---- DATA PROVIDED

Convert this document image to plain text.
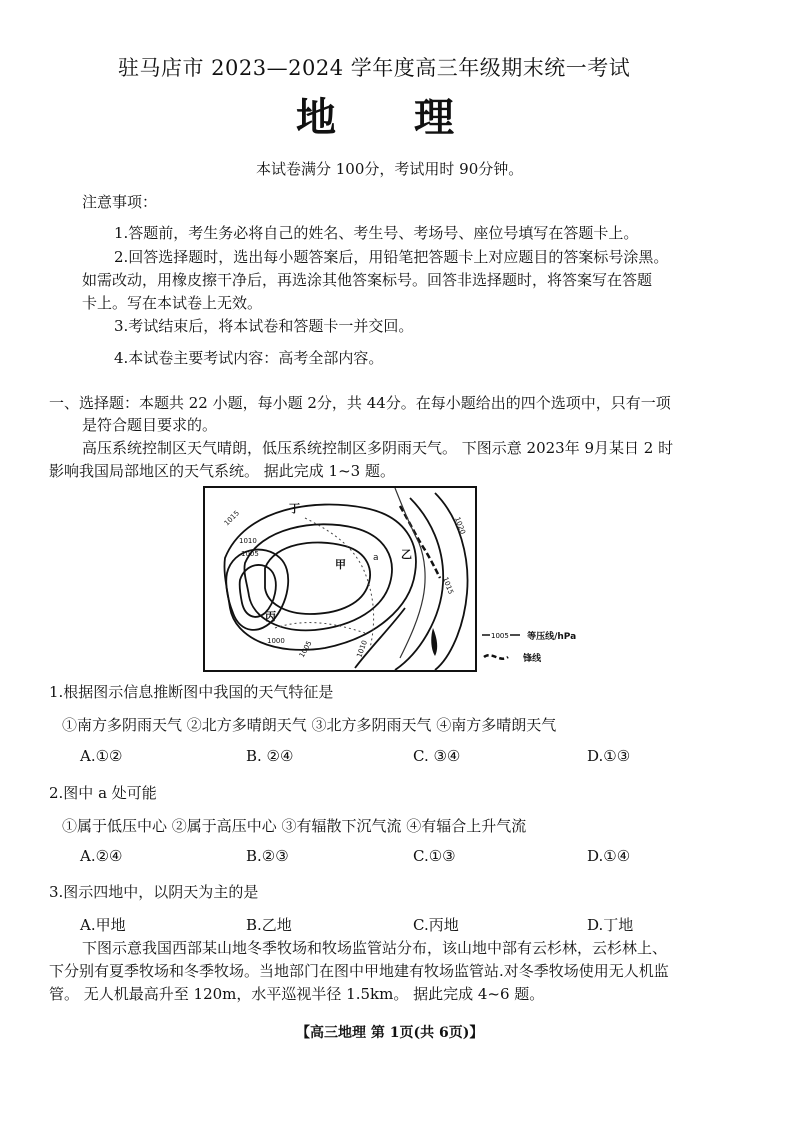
驻马店市 2023—2024 学年度高三年级期末统一考试
地理
本试卷满分 100分，考试用时 90分钟。
注意事项：
1.答题前，考生务必将自己的姓名、考生号、考场号、座位号填写在答题卡上。
2.回答选择题时，选出每小题答案后，用铅笔把答题卡上对应题目的答案标号涂黑。
如需改动，用橡皮擦干净后，再选涂其他答案标号。回答非选择题时，将答案写在答题
卡上。写在本试卷上无效。
3.考试结束后，将本试卷和答题卡一并交回。
4.本试卷主要考试内容：高考全部内容。
一、选择题：本题共 22 小题，每小题 2分，共 44分。在每小题给出的四个选项中，只有一项
是符合题目要求的。
高压系统控制区天气晴朗，低压系统控制区多阴雨天气。 下图示意 2023年 9月某日 2 时
影响我国局部地区的天气系统。 据此完成 1~3 题。
1015
1010
1005
1000 1005	1010
1020
1015
丁
甲	a 乙
丙
1005 等压线/hPa
锋线
1.根据图示信息推断图中我国的天气特征是
①南方多阴雨天气 ②北方多晴朗天气 ③北方多阴雨天气 ④南方多晴朗天气
A.①②	B. ②④	C. ③④	D.①③
2.图中 a 处可能
①属于低压中心 ②属于高压中心 ③有辐散下沉气流 ④有辐合上升气流
A.②④	B.②③	C.①③	D.①④
3.图示四地中，以阴天为主的是
A.甲地	B.乙地	C.丙地	D.丁地
下图示意我国西部某山地冬季牧场和牧场监管站分布，该山地中部有云杉林，云杉林上、
下分别有夏季牧场和冬季牧场。当地部门在图中甲地建有牧场监管站.对冬季牧场使用无人机监
管。 无人机最高升至 120m，水平巡视半径 1.5km。 据此完成 4~6 题。
【高三地理 第 1页(共 6页)】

--------

WHAT TO WORK ON>
Find every line in the records that contains the word "据此完成"; copy those lines.

EXERCISE SOLUTION>
影响我国局部地区的天气系统。 据此完成 1~3 题。
管。 无人机最高升至 120m，水平巡视半径 1.5km。 据此完成 4~6 题。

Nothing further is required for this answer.